SET TASK: Give only the count of lines containing "million".

----

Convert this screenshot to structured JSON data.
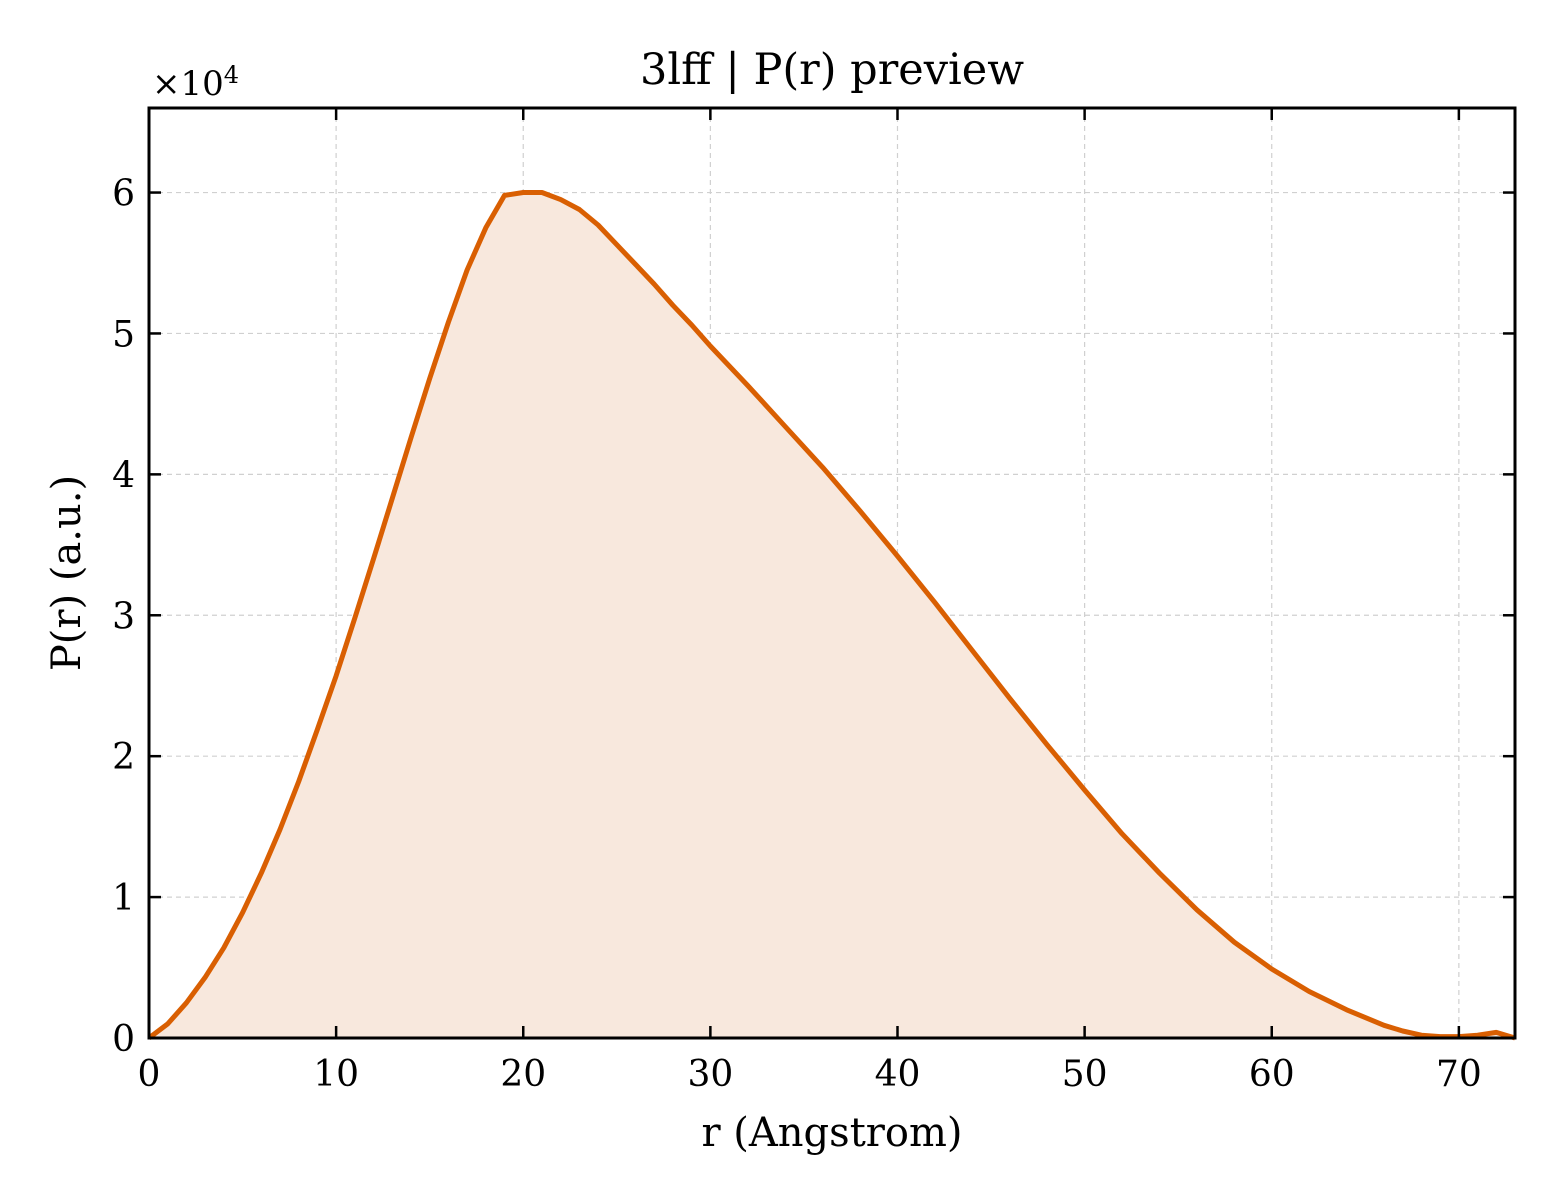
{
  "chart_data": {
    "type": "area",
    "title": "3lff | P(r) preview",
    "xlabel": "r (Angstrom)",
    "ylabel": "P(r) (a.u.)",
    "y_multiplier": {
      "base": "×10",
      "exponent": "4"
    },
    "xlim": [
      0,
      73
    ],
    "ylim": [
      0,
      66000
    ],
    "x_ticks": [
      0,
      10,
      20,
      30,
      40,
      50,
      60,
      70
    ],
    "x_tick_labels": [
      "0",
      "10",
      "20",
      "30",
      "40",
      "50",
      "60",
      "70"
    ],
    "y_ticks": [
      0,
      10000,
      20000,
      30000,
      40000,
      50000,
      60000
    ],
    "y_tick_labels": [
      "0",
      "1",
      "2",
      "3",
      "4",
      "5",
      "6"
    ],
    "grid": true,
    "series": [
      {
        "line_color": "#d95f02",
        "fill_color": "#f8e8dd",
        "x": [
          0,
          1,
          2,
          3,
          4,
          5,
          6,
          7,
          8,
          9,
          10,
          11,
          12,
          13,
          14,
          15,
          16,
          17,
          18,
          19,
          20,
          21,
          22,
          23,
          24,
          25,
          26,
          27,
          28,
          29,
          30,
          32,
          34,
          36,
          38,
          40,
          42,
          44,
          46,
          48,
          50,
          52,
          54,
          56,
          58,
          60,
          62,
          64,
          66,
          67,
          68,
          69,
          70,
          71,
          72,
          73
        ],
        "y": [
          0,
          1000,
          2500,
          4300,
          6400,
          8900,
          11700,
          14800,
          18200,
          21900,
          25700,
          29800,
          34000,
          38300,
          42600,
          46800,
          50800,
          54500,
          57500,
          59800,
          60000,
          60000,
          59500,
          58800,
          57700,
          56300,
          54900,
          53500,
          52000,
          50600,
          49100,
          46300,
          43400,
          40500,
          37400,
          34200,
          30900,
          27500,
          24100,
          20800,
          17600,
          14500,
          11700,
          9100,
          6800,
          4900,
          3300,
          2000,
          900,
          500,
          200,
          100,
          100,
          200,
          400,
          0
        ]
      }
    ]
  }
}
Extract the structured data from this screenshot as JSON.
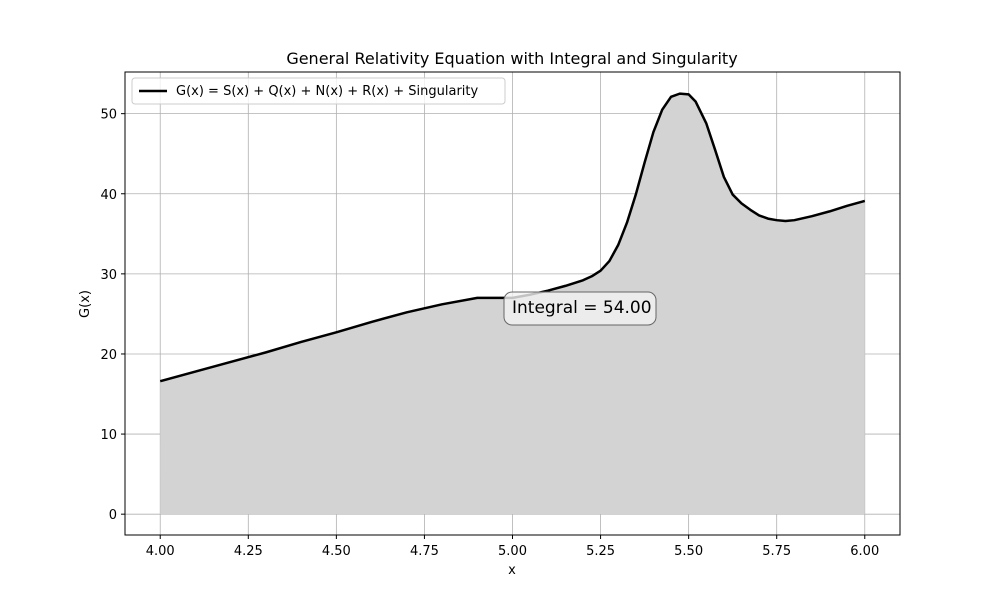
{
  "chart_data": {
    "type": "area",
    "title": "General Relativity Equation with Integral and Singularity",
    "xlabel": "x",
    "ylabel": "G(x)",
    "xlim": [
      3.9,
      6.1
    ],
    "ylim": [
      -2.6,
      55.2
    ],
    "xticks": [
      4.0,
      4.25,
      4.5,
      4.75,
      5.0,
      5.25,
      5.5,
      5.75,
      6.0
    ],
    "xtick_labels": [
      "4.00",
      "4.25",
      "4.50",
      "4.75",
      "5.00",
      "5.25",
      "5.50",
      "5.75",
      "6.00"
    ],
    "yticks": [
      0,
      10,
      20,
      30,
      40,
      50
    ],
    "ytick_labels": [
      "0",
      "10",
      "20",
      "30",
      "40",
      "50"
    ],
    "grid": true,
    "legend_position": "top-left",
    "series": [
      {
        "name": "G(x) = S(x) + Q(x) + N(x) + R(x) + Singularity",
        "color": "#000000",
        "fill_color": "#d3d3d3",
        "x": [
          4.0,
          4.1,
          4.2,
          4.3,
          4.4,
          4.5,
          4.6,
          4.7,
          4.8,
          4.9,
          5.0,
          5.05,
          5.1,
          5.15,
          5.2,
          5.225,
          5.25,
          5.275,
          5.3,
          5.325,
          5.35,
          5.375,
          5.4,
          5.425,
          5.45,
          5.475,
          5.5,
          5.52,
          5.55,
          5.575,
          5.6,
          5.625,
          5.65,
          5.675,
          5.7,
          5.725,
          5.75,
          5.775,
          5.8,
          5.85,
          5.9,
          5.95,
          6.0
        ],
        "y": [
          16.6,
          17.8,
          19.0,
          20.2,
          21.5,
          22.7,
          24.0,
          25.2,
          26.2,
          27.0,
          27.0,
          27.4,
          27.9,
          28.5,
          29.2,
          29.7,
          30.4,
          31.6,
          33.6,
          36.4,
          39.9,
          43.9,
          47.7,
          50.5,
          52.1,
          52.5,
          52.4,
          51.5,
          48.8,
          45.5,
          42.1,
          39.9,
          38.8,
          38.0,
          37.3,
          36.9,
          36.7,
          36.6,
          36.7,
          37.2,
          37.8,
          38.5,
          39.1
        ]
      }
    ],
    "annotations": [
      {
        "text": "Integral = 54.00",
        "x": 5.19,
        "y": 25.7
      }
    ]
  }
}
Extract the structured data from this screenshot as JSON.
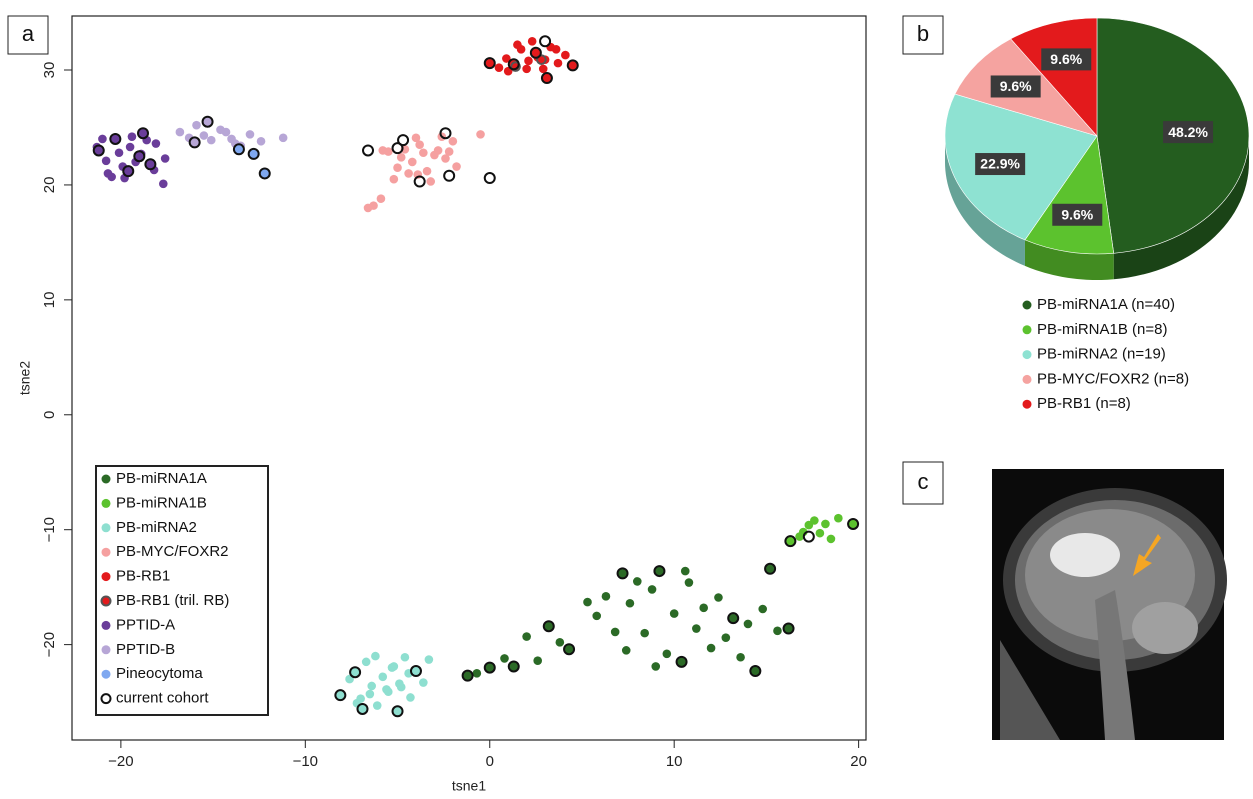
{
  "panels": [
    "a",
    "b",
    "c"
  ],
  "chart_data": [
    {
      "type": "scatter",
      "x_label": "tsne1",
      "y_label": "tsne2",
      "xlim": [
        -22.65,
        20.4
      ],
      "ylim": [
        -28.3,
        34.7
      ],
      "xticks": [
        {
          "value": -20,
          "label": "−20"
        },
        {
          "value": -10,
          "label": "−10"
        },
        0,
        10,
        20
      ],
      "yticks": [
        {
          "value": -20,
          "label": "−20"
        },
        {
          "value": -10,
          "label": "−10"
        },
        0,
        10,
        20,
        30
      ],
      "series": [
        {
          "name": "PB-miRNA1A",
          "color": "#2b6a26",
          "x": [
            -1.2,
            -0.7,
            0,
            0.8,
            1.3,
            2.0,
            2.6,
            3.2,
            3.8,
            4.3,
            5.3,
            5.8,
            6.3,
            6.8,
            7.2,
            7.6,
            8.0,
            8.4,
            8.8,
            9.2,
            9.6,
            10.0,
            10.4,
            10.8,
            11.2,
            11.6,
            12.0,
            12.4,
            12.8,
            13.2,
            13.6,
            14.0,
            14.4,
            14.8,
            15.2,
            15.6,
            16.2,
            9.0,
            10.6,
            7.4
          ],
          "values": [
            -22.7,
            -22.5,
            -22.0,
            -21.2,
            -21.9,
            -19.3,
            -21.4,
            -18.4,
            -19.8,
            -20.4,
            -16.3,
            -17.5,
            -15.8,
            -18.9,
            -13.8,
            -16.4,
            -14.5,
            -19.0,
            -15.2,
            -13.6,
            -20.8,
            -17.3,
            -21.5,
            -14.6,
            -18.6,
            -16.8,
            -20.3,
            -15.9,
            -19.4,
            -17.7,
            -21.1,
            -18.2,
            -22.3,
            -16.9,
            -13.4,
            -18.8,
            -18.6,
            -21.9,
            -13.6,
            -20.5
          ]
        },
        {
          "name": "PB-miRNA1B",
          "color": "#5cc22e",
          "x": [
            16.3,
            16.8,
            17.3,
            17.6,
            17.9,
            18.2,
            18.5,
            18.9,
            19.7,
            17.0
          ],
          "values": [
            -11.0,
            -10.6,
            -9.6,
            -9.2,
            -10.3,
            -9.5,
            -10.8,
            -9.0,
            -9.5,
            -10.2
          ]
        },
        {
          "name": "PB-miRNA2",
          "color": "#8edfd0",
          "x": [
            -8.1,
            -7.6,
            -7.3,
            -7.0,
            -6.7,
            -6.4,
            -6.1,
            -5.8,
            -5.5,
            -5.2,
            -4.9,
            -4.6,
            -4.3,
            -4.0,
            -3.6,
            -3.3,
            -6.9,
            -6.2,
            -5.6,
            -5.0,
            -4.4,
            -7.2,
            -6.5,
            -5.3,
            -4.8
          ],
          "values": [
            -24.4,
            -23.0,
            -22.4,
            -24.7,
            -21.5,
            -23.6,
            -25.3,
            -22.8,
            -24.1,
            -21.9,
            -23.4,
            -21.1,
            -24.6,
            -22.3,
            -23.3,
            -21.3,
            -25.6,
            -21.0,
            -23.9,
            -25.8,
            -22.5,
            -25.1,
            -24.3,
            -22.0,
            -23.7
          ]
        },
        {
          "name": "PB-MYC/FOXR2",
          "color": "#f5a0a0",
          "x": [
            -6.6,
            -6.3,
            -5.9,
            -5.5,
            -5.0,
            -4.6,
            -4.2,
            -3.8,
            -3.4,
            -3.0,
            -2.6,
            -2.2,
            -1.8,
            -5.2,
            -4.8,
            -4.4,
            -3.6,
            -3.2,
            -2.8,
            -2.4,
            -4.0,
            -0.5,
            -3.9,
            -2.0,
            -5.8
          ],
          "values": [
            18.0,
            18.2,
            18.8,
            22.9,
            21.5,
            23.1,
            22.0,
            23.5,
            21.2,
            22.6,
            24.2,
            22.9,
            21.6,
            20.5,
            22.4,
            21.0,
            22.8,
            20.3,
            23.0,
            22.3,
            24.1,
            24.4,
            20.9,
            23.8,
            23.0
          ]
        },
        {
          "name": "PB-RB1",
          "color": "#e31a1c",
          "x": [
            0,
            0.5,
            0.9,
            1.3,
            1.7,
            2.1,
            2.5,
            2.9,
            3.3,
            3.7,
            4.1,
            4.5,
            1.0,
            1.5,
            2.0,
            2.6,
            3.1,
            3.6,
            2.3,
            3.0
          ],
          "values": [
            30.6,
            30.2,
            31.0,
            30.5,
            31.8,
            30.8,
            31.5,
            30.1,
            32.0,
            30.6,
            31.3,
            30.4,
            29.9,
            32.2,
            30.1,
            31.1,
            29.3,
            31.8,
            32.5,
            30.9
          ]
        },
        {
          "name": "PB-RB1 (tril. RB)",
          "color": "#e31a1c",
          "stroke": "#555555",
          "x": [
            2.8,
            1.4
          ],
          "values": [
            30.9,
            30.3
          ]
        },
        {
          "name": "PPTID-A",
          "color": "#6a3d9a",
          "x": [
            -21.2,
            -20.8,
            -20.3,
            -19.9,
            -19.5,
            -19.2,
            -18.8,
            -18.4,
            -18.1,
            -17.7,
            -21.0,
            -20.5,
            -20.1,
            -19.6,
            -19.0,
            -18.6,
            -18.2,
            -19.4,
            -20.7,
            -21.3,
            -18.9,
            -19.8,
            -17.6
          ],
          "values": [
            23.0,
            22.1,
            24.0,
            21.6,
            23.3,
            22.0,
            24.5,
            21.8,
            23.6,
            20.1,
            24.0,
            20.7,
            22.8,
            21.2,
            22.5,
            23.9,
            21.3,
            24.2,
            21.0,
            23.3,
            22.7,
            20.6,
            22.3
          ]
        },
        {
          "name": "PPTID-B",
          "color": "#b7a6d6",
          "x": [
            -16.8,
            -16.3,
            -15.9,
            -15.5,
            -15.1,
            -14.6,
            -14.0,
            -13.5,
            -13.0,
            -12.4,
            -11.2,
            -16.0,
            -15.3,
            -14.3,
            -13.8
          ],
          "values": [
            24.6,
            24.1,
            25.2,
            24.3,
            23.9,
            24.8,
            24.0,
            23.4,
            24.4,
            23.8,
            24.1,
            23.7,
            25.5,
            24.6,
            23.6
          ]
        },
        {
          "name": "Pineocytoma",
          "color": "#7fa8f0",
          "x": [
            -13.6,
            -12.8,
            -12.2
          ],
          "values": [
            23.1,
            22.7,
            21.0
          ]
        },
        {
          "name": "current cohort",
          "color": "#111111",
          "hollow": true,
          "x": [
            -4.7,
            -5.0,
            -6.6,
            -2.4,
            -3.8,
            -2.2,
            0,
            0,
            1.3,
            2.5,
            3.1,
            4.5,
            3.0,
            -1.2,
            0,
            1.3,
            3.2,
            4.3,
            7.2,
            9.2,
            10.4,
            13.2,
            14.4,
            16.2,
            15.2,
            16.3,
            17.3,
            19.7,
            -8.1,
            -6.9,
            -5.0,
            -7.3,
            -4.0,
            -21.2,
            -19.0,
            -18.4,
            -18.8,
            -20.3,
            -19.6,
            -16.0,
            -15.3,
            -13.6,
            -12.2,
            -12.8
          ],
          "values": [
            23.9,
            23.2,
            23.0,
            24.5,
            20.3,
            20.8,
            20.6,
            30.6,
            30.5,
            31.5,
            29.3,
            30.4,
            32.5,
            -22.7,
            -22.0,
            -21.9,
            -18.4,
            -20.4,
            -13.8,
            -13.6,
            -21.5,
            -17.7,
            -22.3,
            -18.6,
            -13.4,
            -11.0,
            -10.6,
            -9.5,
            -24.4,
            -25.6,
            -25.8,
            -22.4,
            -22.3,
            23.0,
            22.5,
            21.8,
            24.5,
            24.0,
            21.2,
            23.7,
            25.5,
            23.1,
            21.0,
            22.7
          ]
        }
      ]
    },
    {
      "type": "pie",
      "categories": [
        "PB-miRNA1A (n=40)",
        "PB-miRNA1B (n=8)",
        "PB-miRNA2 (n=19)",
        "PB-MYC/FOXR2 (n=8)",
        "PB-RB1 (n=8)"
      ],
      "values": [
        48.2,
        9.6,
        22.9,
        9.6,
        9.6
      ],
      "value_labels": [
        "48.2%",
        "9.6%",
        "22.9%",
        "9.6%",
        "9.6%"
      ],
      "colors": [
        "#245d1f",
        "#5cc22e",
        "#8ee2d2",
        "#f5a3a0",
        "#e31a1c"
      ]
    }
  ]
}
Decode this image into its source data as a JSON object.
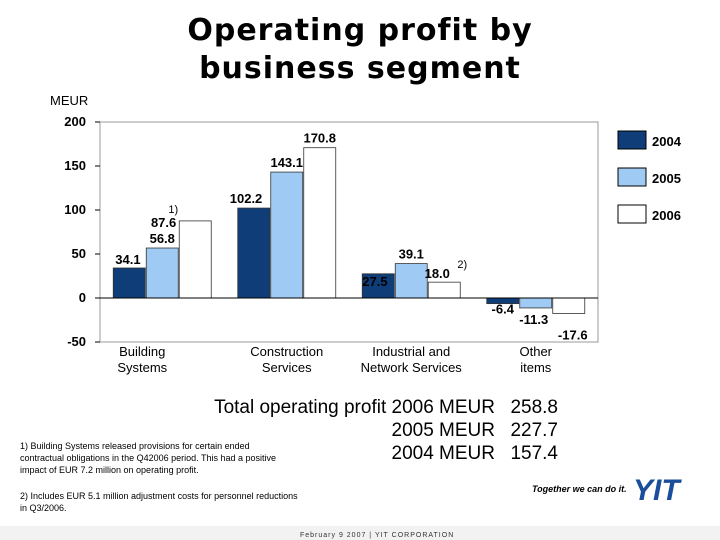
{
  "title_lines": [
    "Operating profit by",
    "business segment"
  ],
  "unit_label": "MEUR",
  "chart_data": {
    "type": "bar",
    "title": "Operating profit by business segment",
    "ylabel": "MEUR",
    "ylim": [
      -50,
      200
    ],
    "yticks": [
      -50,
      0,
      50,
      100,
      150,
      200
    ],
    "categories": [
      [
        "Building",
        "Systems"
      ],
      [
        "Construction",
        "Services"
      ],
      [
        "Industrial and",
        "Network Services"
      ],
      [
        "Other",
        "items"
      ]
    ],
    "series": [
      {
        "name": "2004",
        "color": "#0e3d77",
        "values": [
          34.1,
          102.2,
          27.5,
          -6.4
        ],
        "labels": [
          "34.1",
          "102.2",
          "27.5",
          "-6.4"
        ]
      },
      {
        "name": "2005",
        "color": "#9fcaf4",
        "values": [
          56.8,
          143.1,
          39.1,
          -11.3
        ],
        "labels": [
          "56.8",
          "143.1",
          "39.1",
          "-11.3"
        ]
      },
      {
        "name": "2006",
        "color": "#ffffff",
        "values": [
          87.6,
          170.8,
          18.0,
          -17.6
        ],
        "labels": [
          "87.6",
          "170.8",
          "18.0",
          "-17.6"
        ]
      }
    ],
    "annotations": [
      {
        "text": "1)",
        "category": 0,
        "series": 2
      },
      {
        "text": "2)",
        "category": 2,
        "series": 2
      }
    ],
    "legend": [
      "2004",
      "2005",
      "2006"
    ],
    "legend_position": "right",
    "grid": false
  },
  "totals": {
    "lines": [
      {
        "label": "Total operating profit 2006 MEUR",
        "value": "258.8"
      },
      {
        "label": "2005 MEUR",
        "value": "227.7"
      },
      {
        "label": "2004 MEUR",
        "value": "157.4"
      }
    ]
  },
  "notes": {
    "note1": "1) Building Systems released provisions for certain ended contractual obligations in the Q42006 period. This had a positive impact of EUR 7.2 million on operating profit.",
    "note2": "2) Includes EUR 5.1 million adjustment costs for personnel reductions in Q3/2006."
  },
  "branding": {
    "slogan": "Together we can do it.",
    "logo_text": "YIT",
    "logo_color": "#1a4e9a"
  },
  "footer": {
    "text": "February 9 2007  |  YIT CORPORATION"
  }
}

----

RESULT OF THE EXERCISE: 2